TASK STATEMENT » Read the records below and copy each line that contains "マキエース".

[Dataset entries]
* * *

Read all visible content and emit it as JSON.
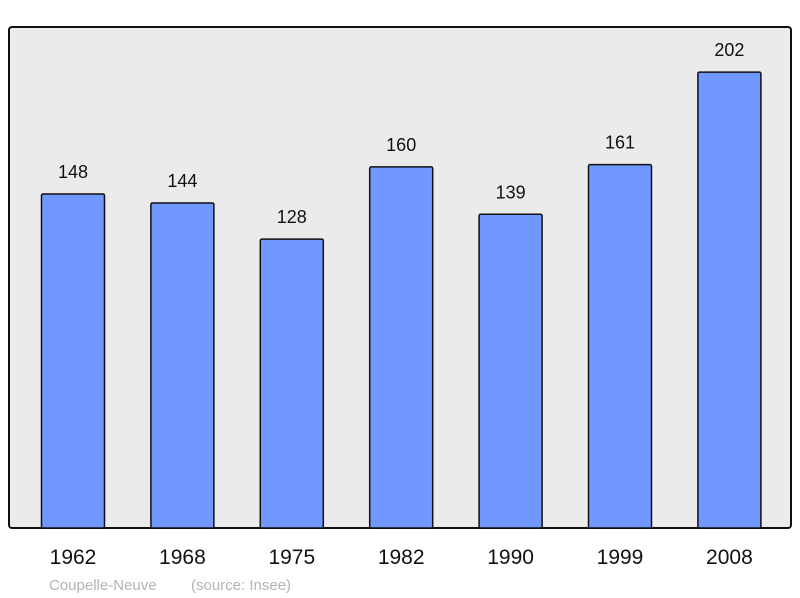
{
  "chart_data": {
    "type": "bar",
    "categories": [
      "1962",
      "1968",
      "1975",
      "1982",
      "1990",
      "1999",
      "2008"
    ],
    "values": [
      148,
      144,
      128,
      160,
      139,
      161,
      202
    ],
    "title": "",
    "xlabel": "",
    "ylabel": "",
    "ylim": [
      0,
      222
    ],
    "grid": false,
    "colors": {
      "bar": "#7098ff",
      "plot_background": "#ebebeb",
      "border": "#111111",
      "footer_text": "#b4b4b4"
    }
  },
  "footer": {
    "place": "Coupelle-Neuve",
    "source": "(source: Insee)"
  }
}
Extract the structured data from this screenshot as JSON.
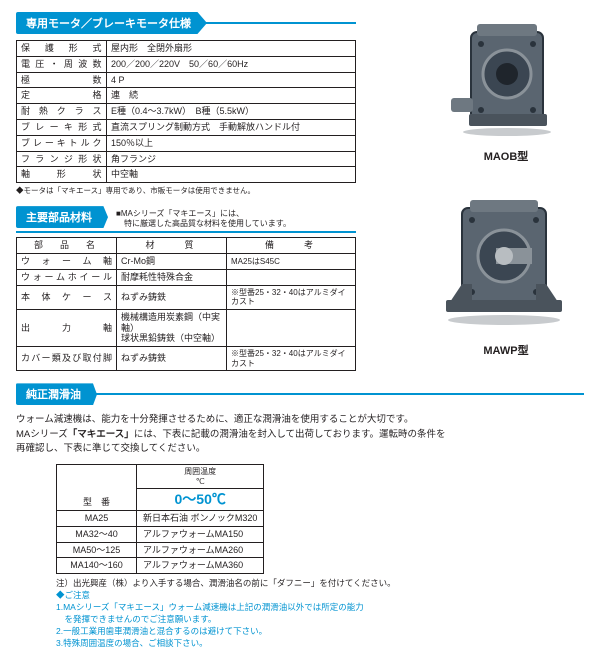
{
  "colors": {
    "accent": "#0093d1",
    "text": "#231f20",
    "bg": "#ffffff",
    "metal_dark": "#3b4652",
    "metal_mid": "#5a6570",
    "metal_light": "#8a9299"
  },
  "section1": {
    "title": "専用モータ／ブレーキモータ仕様",
    "rows": [
      {
        "label": "保　護　形　式",
        "value": "屋内形　全閉外扇形"
      },
      {
        "label": "電圧・周波数",
        "value": "200／200／220V　50／60／60Hz"
      },
      {
        "label": "極　　　　数",
        "value": "4 P"
      },
      {
        "label": "定　　　　格",
        "value": "連　続"
      },
      {
        "label": "耐 熱 ク ラ ス",
        "value": "E種（0.4～3.7kW）　B種（5.5kW）"
      },
      {
        "label": "ブレーキ形式",
        "value": "直流スプリング制動方式　手動解放ハンドル付"
      },
      {
        "label": "ブレーキトルク",
        "value": "150％以上"
      },
      {
        "label": "フランジ形状",
        "value": "角フランジ"
      },
      {
        "label": "軸　形　状",
        "value": "中空軸"
      }
    ],
    "footnote": "◆モータは「マキエース」専用であり、市販モータは使用できません。"
  },
  "section2": {
    "title": "主要部品材料",
    "note_l1": "■MAシリーズ「マキエース」には、",
    "note_l2": "　特に厳選した高品質な材料を使用しています。",
    "headers": {
      "part": "部　品　名",
      "material": "材　　質",
      "remarks": "備　　考"
    },
    "rows": [
      {
        "part": "ウ ォ ー ム 軸",
        "material": "Cr-Mo鋼",
        "remarks": "MA25はS45C"
      },
      {
        "part": "ウォームホイール",
        "material": "耐摩耗性特殊合金",
        "remarks": ""
      },
      {
        "part": "本 体 ケ ー ス",
        "material": "ねずみ鋳鉄",
        "remarks": "※型番25・32・40はアルミダイカスト"
      },
      {
        "part": "出　力　軸",
        "material": "機械構造用炭素鋼（中実軸）\n球状黒鉛鋳鉄（中空軸）",
        "remarks": ""
      },
      {
        "part": "カバー類及び取付脚",
        "material": "ねずみ鋳鉄",
        "remarks": "※型番25・32・40はアルミダイカスト"
      }
    ]
  },
  "section3": {
    "title": "純正潤滑油",
    "body_l1": "ウォーム減速機は、能力を十分発揮させるために、適正な潤滑油を使用することが大切です。",
    "body_l2_a": "MAシリーズ",
    "body_l2_b": "「マキエース」",
    "body_l2_c": "には、下表に記載の潤滑油を封入して出荷しております。運転時の条件を",
    "body_l3": "再確認し、下表に準じて交換してください。",
    "table": {
      "h_model": "型　番",
      "h_temp": "周囲温度\n℃",
      "temp_value": "0～50℃",
      "rows": [
        {
          "model": "MA25",
          "oil": "新日本石油 ボンノックM320"
        },
        {
          "model": "MA32～40",
          "oil": "アルファウォームMA150"
        },
        {
          "model": "MA50～125",
          "oil": "アルファウォームMA260"
        },
        {
          "model": "MA140～160",
          "oil": "アルファウォームMA360"
        }
      ]
    },
    "notes": {
      "n1": "注）出光興産（株）より入手する場合、潤滑油名の前に「ダフニー」を付けてください。",
      "caution": "◆ご注意",
      "c1a": "1.MAシリーズ「マキエース」ウォーム減速機は上記の潤滑油以外では所定の能力",
      "c1b": "　を発揮できませんのでご注意願います。",
      "c2": "2.一般工業用歯車潤滑油と混合するのは避けて下さい。",
      "c3": "3.特殊周囲温度の場合、ご相談下さい。"
    }
  },
  "products": {
    "p1_label": "MAOB型",
    "p2_label": "MAWP型"
  }
}
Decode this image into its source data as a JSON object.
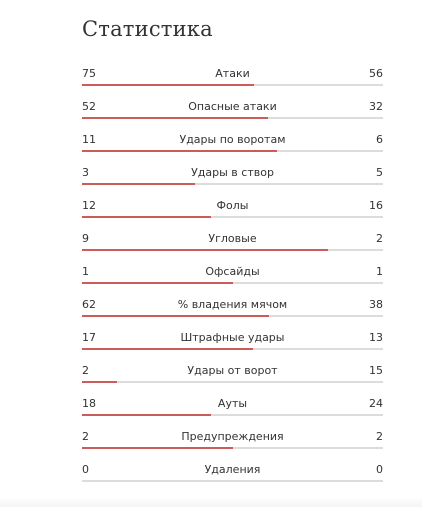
{
  "title": "Статистика",
  "colors": {
    "bar_fill": "#cc5c5a",
    "bar_track": "#dcdcdc",
    "text": "#333333"
  },
  "stats": [
    {
      "label": "Атаки",
      "left": "75",
      "right": "56",
      "share": 0.5725
    },
    {
      "label": "Опасные атаки",
      "left": "52",
      "right": "32",
      "share": 0.619
    },
    {
      "label": "Удары по воротам",
      "left": "11",
      "right": "6",
      "share": 0.6471
    },
    {
      "label": "Удары в створ",
      "left": "3",
      "right": "5",
      "share": 0.375
    },
    {
      "label": "Фолы",
      "left": "12",
      "right": "16",
      "share": 0.4286
    },
    {
      "label": "Угловые",
      "left": "9",
      "right": "2",
      "share": 0.8182
    },
    {
      "label": "Офсайды",
      "left": "1",
      "right": "1",
      "share": 0.5
    },
    {
      "label": "% владения мячом",
      "left": "62",
      "right": "38",
      "share": 0.62
    },
    {
      "label": "Штрафные удары",
      "left": "17",
      "right": "13",
      "share": 0.5667
    },
    {
      "label": "Удары от ворот",
      "left": "2",
      "right": "15",
      "share": 0.1176
    },
    {
      "label": "Ауты",
      "left": "18",
      "right": "24",
      "share": 0.4286
    },
    {
      "label": "Предупреждения",
      "left": "2",
      "right": "2",
      "share": 0.5
    },
    {
      "label": "Удаления",
      "left": "0",
      "right": "0",
      "share": 0
    }
  ]
}
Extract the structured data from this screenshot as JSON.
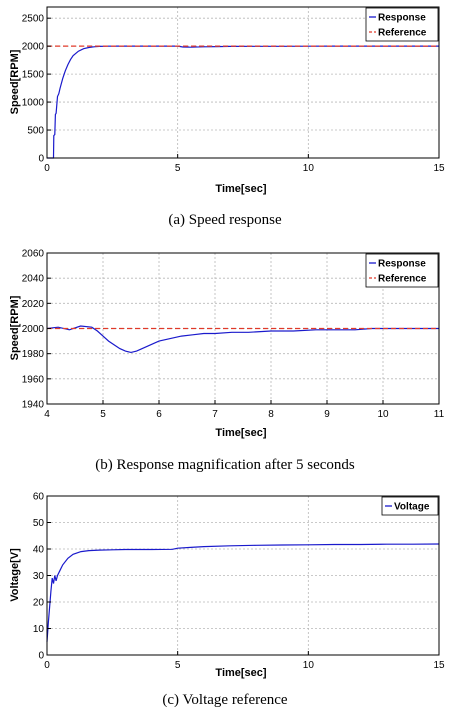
{
  "chart_data": [
    {
      "type": "line",
      "caption": "(a)  Speed  response",
      "xlabel": "Time[sec]",
      "ylabel": "Speed[RPM]",
      "xlim": [
        0,
        15
      ],
      "ylim": [
        0,
        2700
      ],
      "xticks": [
        "0",
        "5",
        "10",
        "15"
      ],
      "yticks": [
        "0",
        "500",
        "1000",
        "1500",
        "2000",
        "2500"
      ],
      "xtick_values": [
        0,
        5,
        10,
        15
      ],
      "ytick_values": [
        0,
        500,
        1000,
        1500,
        2000,
        2500
      ],
      "grid": true,
      "legend_position": "top-right",
      "series": [
        {
          "name": "Response",
          "color": "#1a1acc",
          "style": "solid",
          "x": [
            0,
            0.25,
            0.26,
            0.3,
            0.32,
            0.35,
            0.4,
            0.45,
            0.5,
            0.6,
            0.7,
            0.8,
            0.9,
            1.0,
            1.2,
            1.4,
            1.6,
            1.8,
            2.0,
            2.3,
            2.6,
            3.0,
            3.5,
            4.0,
            4.5,
            5.0,
            5.2,
            5.5,
            6.0,
            6.5,
            7.0,
            8.0,
            9.0,
            10.0,
            11.0,
            12.0,
            12.5,
            13.0,
            13.5,
            14.0,
            15.0
          ],
          "y": [
            0,
            0,
            400,
            420,
            780,
            800,
            1100,
            1150,
            1250,
            1420,
            1560,
            1670,
            1760,
            1830,
            1910,
            1955,
            1975,
            1988,
            1995,
            1999,
            2000,
            2000,
            2000,
            2000,
            2000,
            2000,
            1985,
            1982,
            1988,
            1992,
            1995,
            1997,
            1998,
            1999,
            2000,
            2000,
            2000,
            2000,
            2000,
            2000,
            2000
          ]
        },
        {
          "name": "Reference",
          "color": "#e03a2a",
          "style": "dashed",
          "x": [
            0,
            15
          ],
          "y": [
            2000,
            2000
          ]
        }
      ]
    },
    {
      "type": "line",
      "caption": "(b)  Response  magnification  after  5  seconds",
      "xlabel": "Time[sec]",
      "ylabel": "Speed[RPM]",
      "xlim": [
        4,
        11
      ],
      "ylim": [
        1940,
        2060
      ],
      "xticks": [
        "4",
        "5",
        "6",
        "7",
        "8",
        "9",
        "10",
        "11"
      ],
      "yticks": [
        "1940",
        "1960",
        "1980",
        "2000",
        "2020",
        "2040",
        "2060"
      ],
      "xtick_values": [
        4,
        5,
        6,
        7,
        8,
        9,
        10,
        11
      ],
      "ytick_values": [
        1940,
        1960,
        1980,
        2000,
        2020,
        2040,
        2060
      ],
      "grid": true,
      "legend_position": "top-right",
      "series": [
        {
          "name": "Response",
          "color": "#1a1acc",
          "style": "solid",
          "x": [
            4.0,
            4.2,
            4.4,
            4.6,
            4.8,
            4.9,
            5.0,
            5.1,
            5.2,
            5.3,
            5.4,
            5.5,
            5.6,
            5.7,
            5.8,
            5.9,
            6.0,
            6.2,
            6.4,
            6.6,
            6.8,
            7.0,
            7.3,
            7.6,
            8.0,
            8.4,
            8.8,
            9.0,
            9.2,
            9.5,
            9.8,
            10.0,
            10.3,
            10.6,
            11.0
          ],
          "y": [
            2000,
            2001,
            1999,
            2002,
            2001,
            1998,
            1994,
            1990,
            1987,
            1984,
            1982,
            1981,
            1982,
            1984,
            1986,
            1988,
            1990,
            1992,
            1994,
            1995,
            1996,
            1996,
            1997,
            1997,
            1998,
            1998,
            1999,
            1999,
            1999,
            1999,
            2000,
            2000,
            2000,
            2000,
            2000
          ]
        },
        {
          "name": "Reference",
          "color": "#e03a2a",
          "style": "dashed",
          "x": [
            4,
            11
          ],
          "y": [
            2000,
            2000
          ]
        }
      ]
    },
    {
      "type": "line",
      "caption": "(c)  Voltage  reference",
      "xlabel": "Time[sec]",
      "ylabel": "Voltage[V]",
      "xlim": [
        0,
        15
      ],
      "ylim": [
        0,
        60
      ],
      "xticks": [
        "0",
        "5",
        "10",
        "15"
      ],
      "yticks": [
        "0",
        "10",
        "20",
        "30",
        "40",
        "50",
        "60"
      ],
      "xtick_values": [
        0,
        5,
        10,
        15
      ],
      "ytick_values": [
        0,
        10,
        20,
        30,
        40,
        50,
        60
      ],
      "grid": true,
      "legend_position": "top-right",
      "series": [
        {
          "name": "Voltage",
          "color": "#1a1acc",
          "style": "solid",
          "x": [
            0,
            0.05,
            0.1,
            0.15,
            0.2,
            0.25,
            0.3,
            0.35,
            0.4,
            0.5,
            0.6,
            0.8,
            1.0,
            1.3,
            1.6,
            2.0,
            2.5,
            3.0,
            4.0,
            4.8,
            5.0,
            5.5,
            6.0,
            7.0,
            8.0,
            9.0,
            10.0,
            11.0,
            12.0,
            13.0,
            14.0,
            15.0
          ],
          "y": [
            5,
            12,
            18,
            24,
            29,
            27,
            30,
            28,
            30,
            32,
            34,
            36.5,
            38,
            39,
            39.4,
            39.6,
            39.7,
            39.8,
            39.8,
            39.9,
            40.3,
            40.6,
            40.9,
            41.2,
            41.4,
            41.5,
            41.6,
            41.7,
            41.7,
            41.8,
            41.8,
            41.9
          ]
        }
      ]
    }
  ]
}
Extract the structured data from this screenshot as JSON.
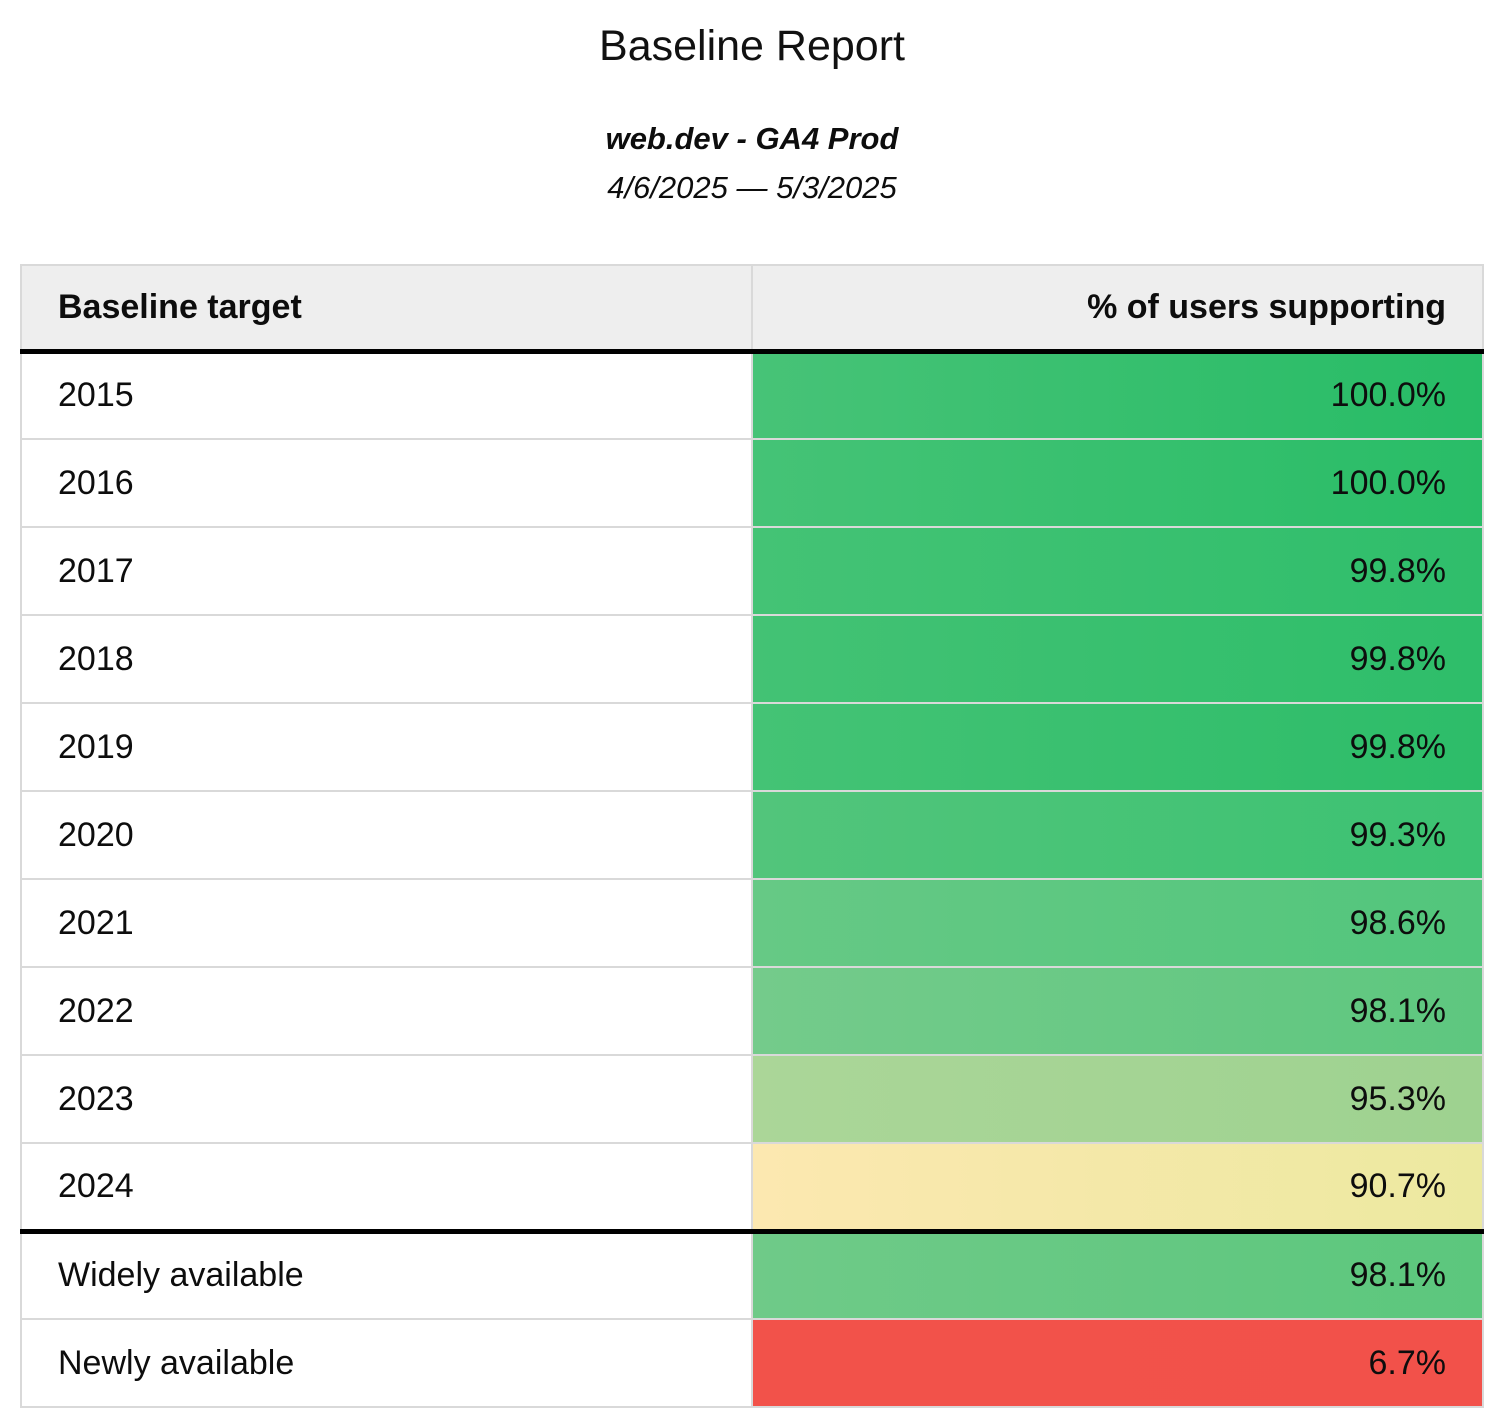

* * *

EXERCISE ANSWER »
    "footnote": "◆モータは「マキエース」専用であり、市販モータは使用できません。"
    "note_l1": "■MAシリーズ「マキエース」には、",
    "body_l2_b": "「マキエース」",
      "c1a": "1.MAシリーズ「マキエース」ウォーム減速機は上記の潤滑油以外では所定の能力",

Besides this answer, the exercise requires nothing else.